| GOAL A |
From the passage below about the Samuel B. Roberts preparing to deploy, extract the words from "Sorensen would have" up to and including "several Gulf deployments.", copying them without any change.
| GOAL B |
Write what comes next in the account of the Samuel B. Roberts crew preparing to deploy, picking up right after its final sentence.

| QUOTED TEXT |
■ ■ ■

Sorensen would have been proud to see the effort, but he was no longer aboard the ship. He had been rotated off as scheduled, and turned the job over to a replacement, Ens. Ken Rassler. The crew of the
Roberts
would face its deployment without their first DC leader. They also had a new executive officer; Clark rotated off and was replaced by Lt. Cdr. John Eckelberry, a veteran of several Gulf deployments.

Eventually, even the last-minute tasks were done. All the extra gear made for a very crowded ship—particularly since FFGs weren't large to begin with, nor designed for extended patrols. The
Samuel B. Roberts
, mustering 215 souls and displacing 4,712.25 gross tons, was ready to go to war.
42

ON 11 JANUARY
1988 Glenn Palmer awoke well before dawn. He switched on a light in his family's Newport house, rolled out of bed, and headed downstairs to collect a last batch of laundry. Rachel, a three-year-old in pink flannel pajamas, was waiting at the top of the stairs. “Hold me, Daddy,” she said, and stretched out her arms.

For Palmer, preparing to sail meant preparing his family to stay behind. This would be his fourth deployment—he'd been to the western Pacific, the Mediterranean, even around South America. His wife, Kathy, and their three children had developed rituals to help bear the separation. A construction-paper chain hung in the kitchen of their Newport house, 184 links long. Each morning one of the kids would tear off a colored loop, marking the slow but steady passage of Daddy's deployment.

■ ■ ■

| STORED DATA |
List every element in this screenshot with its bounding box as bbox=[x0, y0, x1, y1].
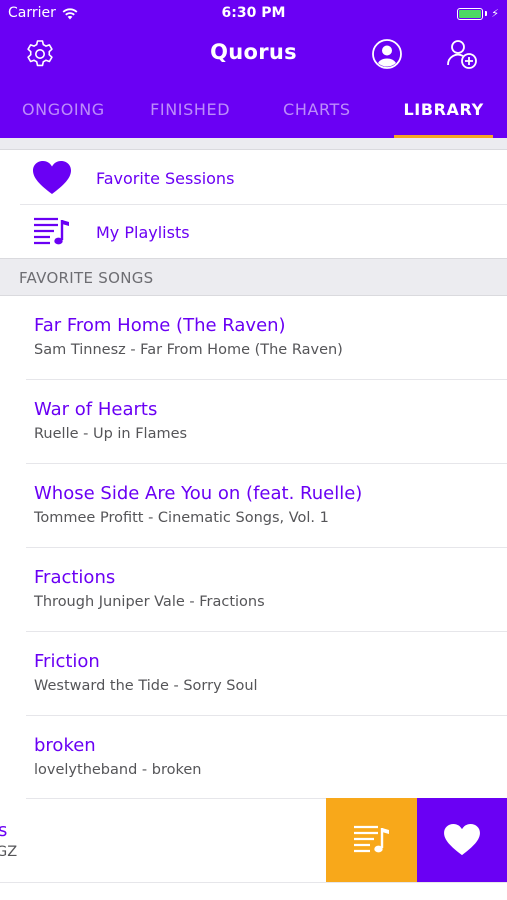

■ ■ ■

| WRITTEN REPLY A |
Sorensen would have been proud to see the effort, but he was no longer aboard the ship. He had been rotated off as scheduled, and turned the job over to a replacement, Ens. Ken Rassler. The crew of the
Roberts
would face its deployment without their first DC leader. They also had a new executive officer; Clark rotated off and was replaced by Lt. Cdr. John Eckelberry, a veteran of several Gulf deployments.

| WRITTEN REPLY B |
43

Putting to sea was always a risky business, and there had been plenty of tension during Palmer's Cold War missions. But for the first time in their nine-year marriage, the couple had talked about what the family might do if Glenn failed to return. Things felt more dangerous this time—his ship was headed for a combat zone that had already taken the lives of thirty-seven U.S. sailors. There was another reason as well: Kathy was pregnant with the Palmers' fourth child. The baby was due in March, which meant that Glenn would miss the birth—along with the couple's wedding anniversary and the birthdays of their three other kids.

The couple had decided that if Glenn died, Kathy and the kids would move in with his mother. And with that, Kathy laid the matter in God's hands. “I know there'll be times when I'm depressed,” she told a newspaper reporter who was writing about the imminent departure of the
Roberts
. “The first time it'll hit me will be when I have the baby, and I expect Glenn to bring me flowers and see the baby, and he won't be there.” Palmer, the son of a minister and a graduate of a Christian college in Michigan, shared his wife's faith and her sadness. “You can't say you love people and say you want to be away from them for six months,” he said.